Document section.
The problem is that the GOP proposal could run afoul of a longstanding provision of the global trading rules that allows the rebate of indirect taxes but not direct taxes. Whether the GOP proposal can be designed to operate like an indirect tax is open to debate but the Trump administration could properly insist that in this instance the distinction makes no economic sense and puts the United States at a distinct disadvantage relative to its trading partners.
Second, Trump has already announced his intention to withdraw from NAFTA and the TPP on his first day in office. The problem is that walking away from both those agreements would throw the baby out with the bath water. Instead if Trump consulted with Congress and made renegotiation of NAFTA and TPP more transparent, he could well find broad public support for continuing these agreements for their economic and strategic benefits, provided that the renegotiation improved the United States’ ability to address offshoring, unfair trade practices, currency manipulation, the operation of state-owned enterprises, and the abuse of workers’ rights. Carefully crafted improvements along these lines might well be negotiable and would enhance the United States’ ability to deal with China.
Finally, Trump’s threat to enforce more aggressively trade laws and agreements raises questions about the operation of World Trade Organization’s (WTO) dispute settlement mechanism. Over the past 25 years, the Dispute Settlement Understanding (DSU), guided by the Appellate Body, has failed to recognize the first principle of international economic law: “Thou shall not cause systemic failure.” In particular, the DSU failed to recognize that safeguards (measures to temporarily limit imports to protect domestic producers) and national rules on unfair trade practice rules such as antidumping and countervailing duties (AD/CVD) are essential to managing successfully the adverse impacts of globalization, particularly labor market adjustments and protecting workers from abusive trade practices instigated or tolerated by trading partners. Too often, WTO rulings have failed to recognize the fundamental rule of the DSU: “Recommendations and rulings of the DSB [Dispute Settlement Body] cannot add to or diminish the rights and obligations provided in the covered agreements.” The Appellate Body has interpreted the safeguard clause so narrowly as to essentially turn it into a dead letter, and its obsession with limiting regulatory discretion in AD/CVD cases has led it to add language to the WTO that was never in the text thereby unnecessarily compromising its credibility in the United States. The Trump administration could reasonably demand accountability from the DSU and insist on more policy space to assist domestic industries and workers adversely affected by globalization and unfair trade practices.
President Trump has some important cards to play in resetting the table to advance America’s interests in competing successfully in international commerce without unreasonably or unfairly impairing the interests of other countries. A Trump trade policy that integrated trade into an overall economic strategy addressing trade, investment, tax, and infrastructure spending would avoid the trap of concentrating on bilateral trade deficits and respect the role of Congress and international law in shaping a successful and sustainable US trade policy.
Let’s hope President Trump tasks the best and the brightest to chart such a course.
R. Michael Gadbaw is an adjunct professor of law at the Institute of International Economic Law, Georgetown Law Center.

Listed records.

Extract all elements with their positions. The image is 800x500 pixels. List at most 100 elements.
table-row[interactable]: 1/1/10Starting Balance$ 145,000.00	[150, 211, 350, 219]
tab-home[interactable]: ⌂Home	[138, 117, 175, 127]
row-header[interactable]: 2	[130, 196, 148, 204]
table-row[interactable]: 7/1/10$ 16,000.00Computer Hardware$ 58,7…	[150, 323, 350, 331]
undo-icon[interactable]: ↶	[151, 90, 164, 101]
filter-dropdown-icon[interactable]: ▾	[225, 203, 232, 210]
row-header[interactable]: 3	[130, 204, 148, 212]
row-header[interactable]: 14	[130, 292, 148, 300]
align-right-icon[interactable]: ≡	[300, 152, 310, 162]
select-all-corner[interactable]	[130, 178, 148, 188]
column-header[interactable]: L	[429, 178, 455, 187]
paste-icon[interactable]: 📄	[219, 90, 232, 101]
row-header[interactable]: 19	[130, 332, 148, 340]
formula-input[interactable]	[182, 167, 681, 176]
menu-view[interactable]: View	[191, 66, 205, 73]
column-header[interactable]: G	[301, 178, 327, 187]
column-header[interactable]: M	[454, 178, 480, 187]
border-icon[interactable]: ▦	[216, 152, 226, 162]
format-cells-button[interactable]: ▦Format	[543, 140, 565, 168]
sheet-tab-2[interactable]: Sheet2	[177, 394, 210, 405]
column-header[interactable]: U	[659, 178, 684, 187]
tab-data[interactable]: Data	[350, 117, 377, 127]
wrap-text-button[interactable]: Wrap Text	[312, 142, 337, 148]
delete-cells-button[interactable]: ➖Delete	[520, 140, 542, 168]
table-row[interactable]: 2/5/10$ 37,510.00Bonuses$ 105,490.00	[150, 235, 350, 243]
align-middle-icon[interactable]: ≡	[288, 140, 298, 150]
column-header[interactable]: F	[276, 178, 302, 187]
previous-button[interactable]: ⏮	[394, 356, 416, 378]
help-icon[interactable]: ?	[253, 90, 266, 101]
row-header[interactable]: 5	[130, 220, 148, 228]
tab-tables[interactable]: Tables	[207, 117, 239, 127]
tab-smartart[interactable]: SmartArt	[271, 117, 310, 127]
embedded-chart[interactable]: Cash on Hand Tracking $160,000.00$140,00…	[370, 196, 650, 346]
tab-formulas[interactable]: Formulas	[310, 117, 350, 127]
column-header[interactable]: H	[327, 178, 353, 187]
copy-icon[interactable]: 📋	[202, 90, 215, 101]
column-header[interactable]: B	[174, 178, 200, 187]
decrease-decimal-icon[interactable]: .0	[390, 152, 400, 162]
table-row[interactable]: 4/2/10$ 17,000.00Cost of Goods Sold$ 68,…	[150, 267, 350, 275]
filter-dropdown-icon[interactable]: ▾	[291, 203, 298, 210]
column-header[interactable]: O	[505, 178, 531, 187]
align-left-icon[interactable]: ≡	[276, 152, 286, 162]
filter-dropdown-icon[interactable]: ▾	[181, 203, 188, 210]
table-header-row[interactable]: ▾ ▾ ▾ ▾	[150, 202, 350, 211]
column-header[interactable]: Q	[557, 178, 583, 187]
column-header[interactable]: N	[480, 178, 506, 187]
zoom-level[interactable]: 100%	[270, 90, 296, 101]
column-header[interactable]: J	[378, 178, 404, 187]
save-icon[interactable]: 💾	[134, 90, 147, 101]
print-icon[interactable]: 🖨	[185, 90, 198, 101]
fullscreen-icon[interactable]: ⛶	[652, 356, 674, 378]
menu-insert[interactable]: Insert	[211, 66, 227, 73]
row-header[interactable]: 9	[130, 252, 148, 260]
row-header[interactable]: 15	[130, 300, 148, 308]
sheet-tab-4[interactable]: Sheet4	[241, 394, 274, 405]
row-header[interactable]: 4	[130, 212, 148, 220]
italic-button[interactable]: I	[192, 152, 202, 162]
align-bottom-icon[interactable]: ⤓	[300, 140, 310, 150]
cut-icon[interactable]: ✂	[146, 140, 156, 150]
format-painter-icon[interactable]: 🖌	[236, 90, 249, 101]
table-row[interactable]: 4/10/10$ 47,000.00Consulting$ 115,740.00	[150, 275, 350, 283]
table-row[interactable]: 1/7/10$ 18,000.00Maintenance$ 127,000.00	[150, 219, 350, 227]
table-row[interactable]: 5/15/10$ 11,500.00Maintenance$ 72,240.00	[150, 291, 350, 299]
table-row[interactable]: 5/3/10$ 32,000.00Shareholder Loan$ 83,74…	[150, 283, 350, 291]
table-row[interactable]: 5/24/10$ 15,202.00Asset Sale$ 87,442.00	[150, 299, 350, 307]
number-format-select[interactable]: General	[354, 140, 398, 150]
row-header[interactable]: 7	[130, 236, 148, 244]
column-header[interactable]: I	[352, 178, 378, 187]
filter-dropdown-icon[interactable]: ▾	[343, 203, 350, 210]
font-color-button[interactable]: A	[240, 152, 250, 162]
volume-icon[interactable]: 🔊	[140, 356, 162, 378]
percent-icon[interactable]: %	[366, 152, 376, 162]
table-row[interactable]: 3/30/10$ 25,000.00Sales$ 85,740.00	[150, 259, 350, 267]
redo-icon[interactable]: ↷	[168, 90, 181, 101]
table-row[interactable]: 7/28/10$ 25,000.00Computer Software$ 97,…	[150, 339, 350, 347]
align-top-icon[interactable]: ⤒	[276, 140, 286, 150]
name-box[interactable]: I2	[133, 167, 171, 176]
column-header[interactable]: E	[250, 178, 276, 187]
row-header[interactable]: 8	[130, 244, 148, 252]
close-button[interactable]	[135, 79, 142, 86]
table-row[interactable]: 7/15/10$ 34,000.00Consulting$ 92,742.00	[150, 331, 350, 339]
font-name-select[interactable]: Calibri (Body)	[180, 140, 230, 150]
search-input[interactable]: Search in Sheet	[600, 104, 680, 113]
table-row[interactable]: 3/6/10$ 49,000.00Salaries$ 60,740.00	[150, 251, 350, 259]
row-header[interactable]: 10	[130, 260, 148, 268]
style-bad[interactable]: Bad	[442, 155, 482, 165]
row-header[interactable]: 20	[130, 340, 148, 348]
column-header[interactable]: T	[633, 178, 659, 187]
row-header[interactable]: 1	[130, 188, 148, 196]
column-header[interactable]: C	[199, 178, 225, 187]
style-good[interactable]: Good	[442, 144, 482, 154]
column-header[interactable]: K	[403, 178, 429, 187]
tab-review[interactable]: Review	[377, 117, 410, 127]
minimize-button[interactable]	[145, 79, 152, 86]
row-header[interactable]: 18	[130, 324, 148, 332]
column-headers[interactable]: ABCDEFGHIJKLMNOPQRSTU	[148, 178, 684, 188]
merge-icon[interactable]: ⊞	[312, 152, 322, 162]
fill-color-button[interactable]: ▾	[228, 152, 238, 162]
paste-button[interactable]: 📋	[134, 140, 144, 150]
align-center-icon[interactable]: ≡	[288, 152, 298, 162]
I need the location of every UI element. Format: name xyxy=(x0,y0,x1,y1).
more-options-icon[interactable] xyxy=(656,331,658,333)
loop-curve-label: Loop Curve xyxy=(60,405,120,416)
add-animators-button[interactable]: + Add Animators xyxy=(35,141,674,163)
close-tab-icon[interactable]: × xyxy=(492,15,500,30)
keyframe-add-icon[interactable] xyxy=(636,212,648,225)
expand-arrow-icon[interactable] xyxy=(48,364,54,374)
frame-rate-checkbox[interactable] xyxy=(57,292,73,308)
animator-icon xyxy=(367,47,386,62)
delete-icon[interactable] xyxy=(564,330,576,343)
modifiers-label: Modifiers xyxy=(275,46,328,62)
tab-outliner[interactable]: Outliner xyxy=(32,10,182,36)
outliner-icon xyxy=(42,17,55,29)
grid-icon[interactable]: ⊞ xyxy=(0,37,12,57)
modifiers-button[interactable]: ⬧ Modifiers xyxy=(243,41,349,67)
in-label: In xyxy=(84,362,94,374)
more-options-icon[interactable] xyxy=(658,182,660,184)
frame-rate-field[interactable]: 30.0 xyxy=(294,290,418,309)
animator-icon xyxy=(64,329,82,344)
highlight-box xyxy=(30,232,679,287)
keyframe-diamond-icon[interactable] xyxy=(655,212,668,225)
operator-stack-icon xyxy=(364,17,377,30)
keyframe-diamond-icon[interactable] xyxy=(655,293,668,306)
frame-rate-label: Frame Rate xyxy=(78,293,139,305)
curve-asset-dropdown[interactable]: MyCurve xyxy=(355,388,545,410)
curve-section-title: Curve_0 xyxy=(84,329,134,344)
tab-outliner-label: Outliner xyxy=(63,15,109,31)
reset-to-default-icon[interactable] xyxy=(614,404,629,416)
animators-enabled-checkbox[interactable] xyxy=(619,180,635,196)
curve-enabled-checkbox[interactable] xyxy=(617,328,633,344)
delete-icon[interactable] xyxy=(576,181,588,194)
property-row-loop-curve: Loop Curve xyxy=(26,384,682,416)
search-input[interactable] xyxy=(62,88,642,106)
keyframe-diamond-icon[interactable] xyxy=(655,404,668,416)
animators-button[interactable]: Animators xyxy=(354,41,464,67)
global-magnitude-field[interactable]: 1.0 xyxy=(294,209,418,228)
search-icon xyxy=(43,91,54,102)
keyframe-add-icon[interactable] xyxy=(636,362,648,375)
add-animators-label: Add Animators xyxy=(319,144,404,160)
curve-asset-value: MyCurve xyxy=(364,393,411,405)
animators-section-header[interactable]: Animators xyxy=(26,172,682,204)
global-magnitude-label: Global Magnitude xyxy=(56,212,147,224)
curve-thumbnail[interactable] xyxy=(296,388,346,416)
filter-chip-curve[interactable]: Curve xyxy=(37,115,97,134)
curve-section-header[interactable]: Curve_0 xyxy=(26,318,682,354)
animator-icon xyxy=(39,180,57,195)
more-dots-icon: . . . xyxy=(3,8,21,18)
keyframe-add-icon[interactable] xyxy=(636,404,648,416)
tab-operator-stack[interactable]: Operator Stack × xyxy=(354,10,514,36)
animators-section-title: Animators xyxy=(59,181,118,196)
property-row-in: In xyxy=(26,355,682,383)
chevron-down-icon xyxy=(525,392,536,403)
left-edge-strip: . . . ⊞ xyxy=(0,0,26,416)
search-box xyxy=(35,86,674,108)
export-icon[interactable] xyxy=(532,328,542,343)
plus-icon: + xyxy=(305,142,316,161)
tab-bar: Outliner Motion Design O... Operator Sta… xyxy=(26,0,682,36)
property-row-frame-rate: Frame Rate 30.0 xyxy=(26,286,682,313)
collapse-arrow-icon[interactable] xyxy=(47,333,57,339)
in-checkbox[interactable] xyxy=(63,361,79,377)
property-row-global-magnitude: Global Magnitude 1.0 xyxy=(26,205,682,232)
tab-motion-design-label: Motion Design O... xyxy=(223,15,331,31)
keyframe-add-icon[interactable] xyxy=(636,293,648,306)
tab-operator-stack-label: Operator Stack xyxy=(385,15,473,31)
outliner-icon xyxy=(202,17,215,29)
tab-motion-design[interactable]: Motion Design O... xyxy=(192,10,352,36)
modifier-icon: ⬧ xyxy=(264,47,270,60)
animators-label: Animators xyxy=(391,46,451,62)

What the exercise asks. Name every area that, according to the text on Trump's trade policy, a renegotiation of NAFTA and TPP should improve the United States' ability to address.

Your response.
- offshoring
- unfair trade practices
- currency manipulation
- the operation of state-owned enterprises
- the abuse of workers' rights